--- Start of SUPPLIED INFORMATION ---

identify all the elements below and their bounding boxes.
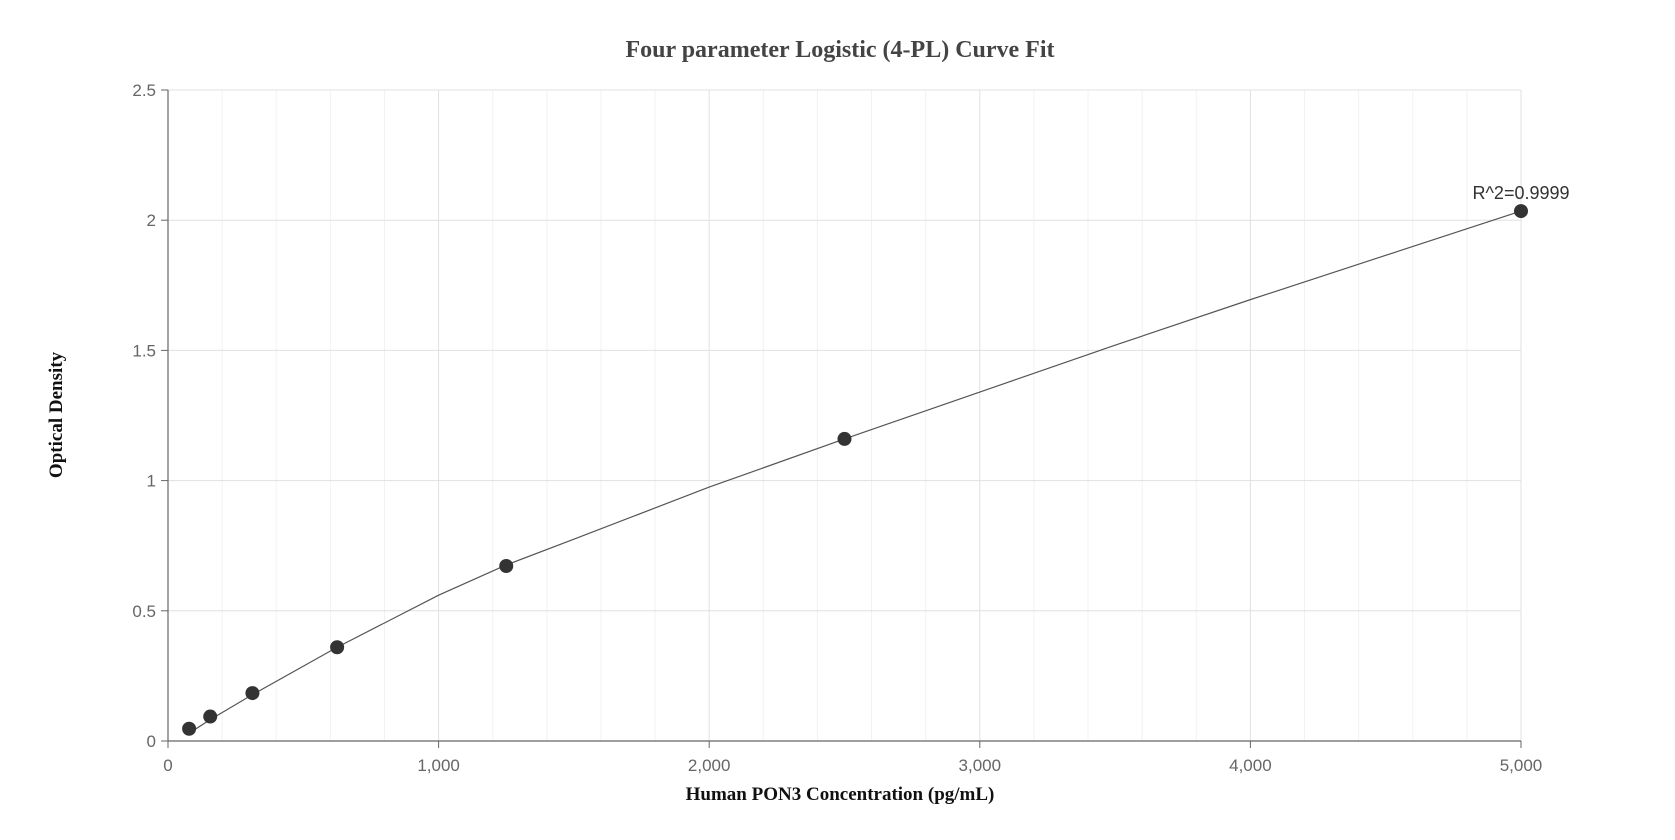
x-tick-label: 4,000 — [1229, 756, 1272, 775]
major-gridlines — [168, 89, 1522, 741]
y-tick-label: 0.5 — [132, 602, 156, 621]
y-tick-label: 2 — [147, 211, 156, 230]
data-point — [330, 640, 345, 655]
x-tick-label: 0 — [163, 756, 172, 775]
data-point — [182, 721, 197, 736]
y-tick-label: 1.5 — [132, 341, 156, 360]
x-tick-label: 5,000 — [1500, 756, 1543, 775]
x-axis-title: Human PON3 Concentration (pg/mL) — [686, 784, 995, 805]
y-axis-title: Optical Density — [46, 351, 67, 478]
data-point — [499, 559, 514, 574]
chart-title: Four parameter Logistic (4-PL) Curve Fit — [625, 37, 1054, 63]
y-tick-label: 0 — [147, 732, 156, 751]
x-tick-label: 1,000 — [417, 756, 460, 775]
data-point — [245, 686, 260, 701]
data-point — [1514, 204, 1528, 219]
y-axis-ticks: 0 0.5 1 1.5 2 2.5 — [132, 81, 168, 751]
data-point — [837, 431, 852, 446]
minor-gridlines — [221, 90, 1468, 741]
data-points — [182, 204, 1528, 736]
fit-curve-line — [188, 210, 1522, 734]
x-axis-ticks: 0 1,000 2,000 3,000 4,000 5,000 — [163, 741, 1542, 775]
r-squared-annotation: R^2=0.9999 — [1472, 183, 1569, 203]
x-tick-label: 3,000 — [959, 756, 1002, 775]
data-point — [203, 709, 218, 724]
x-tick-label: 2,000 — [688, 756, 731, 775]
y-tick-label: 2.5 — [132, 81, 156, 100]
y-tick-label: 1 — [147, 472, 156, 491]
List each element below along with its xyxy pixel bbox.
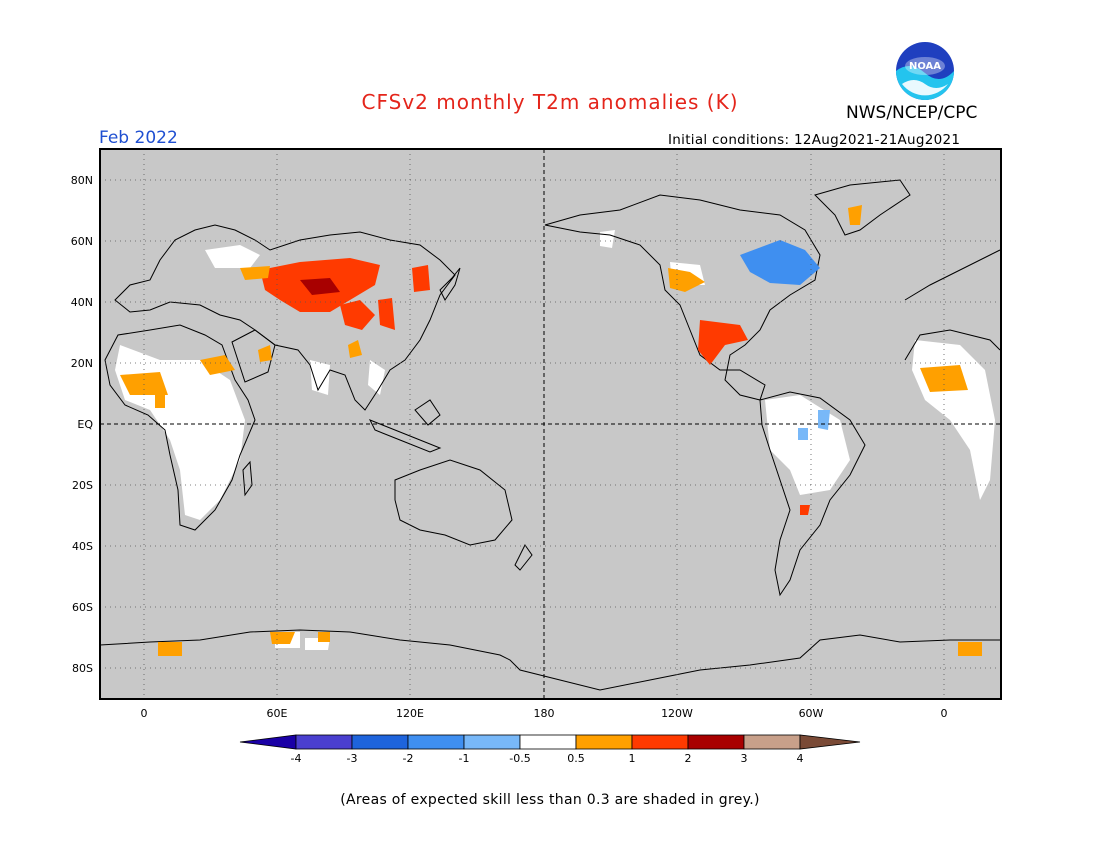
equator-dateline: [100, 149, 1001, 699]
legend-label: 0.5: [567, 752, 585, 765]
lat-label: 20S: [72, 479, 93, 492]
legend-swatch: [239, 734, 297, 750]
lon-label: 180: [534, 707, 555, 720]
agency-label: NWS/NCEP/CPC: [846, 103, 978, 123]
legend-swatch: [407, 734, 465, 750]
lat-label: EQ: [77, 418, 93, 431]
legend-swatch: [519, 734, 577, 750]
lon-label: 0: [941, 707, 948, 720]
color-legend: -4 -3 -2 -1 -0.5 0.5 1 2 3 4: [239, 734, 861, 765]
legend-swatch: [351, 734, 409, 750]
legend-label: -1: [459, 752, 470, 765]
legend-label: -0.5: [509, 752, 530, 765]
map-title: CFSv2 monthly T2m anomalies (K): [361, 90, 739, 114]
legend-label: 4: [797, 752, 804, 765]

--- End of SUPPLIED INFORMATION ---

**SET EXERCISE:**
Reproduce every line of the records above without changing a word, but omit the pictures.

**REPLY TO THE EXERCISE:**
identify all the elements below and their bounding boxes.
x-tick-label: 4,000 — [1229, 756, 1272, 775]
major-gridlines — [168, 89, 1522, 741]
y-tick-label: 0.5 — [132, 602, 156, 621]
y-tick-label: 2 — [147, 211, 156, 230]
data-point — [330, 640, 345, 655]
x-tick-label: 0 — [163, 756, 172, 775]
data-point — [182, 721, 197, 736]
y-tick-label: 1.5 — [132, 341, 156, 360]
x-tick-label: 5,000 — [1500, 756, 1543, 775]
x-axis-title: Human PON3 Concentration (pg/mL) — [686, 784, 995, 805]
y-axis-title: Optical Density — [46, 351, 67, 478]
data-point — [499, 559, 514, 574]
chart-title: Four parameter Logistic (4-PL) Curve Fit — [625, 37, 1054, 63]
y-tick-label: 0 — [147, 732, 156, 751]
x-tick-label: 1,000 — [417, 756, 460, 775]
data-point — [245, 686, 260, 701]
data-point — [1514, 204, 1528, 219]
y-axis-ticks: 0 0.5 1 1.5 2 2.5 — [132, 81, 168, 751]
data-point — [837, 431, 852, 446]
minor-gridlines — [221, 90, 1468, 741]
data-points — [182, 204, 1528, 736]
fit-curve-line — [188, 210, 1522, 734]
x-axis-ticks: 0 1,000 2,000 3,000 4,000 5,000 — [163, 741, 1542, 775]
r-squared-annotation: R^2=0.9999 — [1472, 183, 1569, 203]
x-tick-label: 3,000 — [959, 756, 1002, 775]
data-point — [203, 709, 218, 724]
x-tick-label: 2,000 — [688, 756, 731, 775]
y-tick-label: 2.5 — [132, 81, 156, 100]
y-tick-label: 1 — [147, 472, 156, 491]
List each element below along with its xyxy pixel bbox.
equator-dateline: [100, 149, 1001, 699]
legend-label: 0.5: [567, 752, 585, 765]
lat-label: 20S: [72, 479, 93, 492]
legend-swatch: [239, 734, 297, 750]
lon-label: 180: [534, 707, 555, 720]
agency-label: NWS/NCEP/CPC: [846, 103, 978, 123]
legend-swatch: [407, 734, 465, 750]
lat-label: EQ: [77, 418, 93, 431]
legend-swatch: [519, 734, 577, 750]
lon-label: 0: [941, 707, 948, 720]
color-legend: -4 -3 -2 -1 -0.5 0.5 1 2 3 4: [239, 734, 861, 765]
legend-swatch: [351, 734, 409, 750]
legend-label: -1: [459, 752, 470, 765]
legend-label: -0.5: [509, 752, 530, 765]
map-title: CFSv2 monthly T2m anomalies (K): [361, 90, 739, 114]
legend-label: 4: [797, 752, 804, 765]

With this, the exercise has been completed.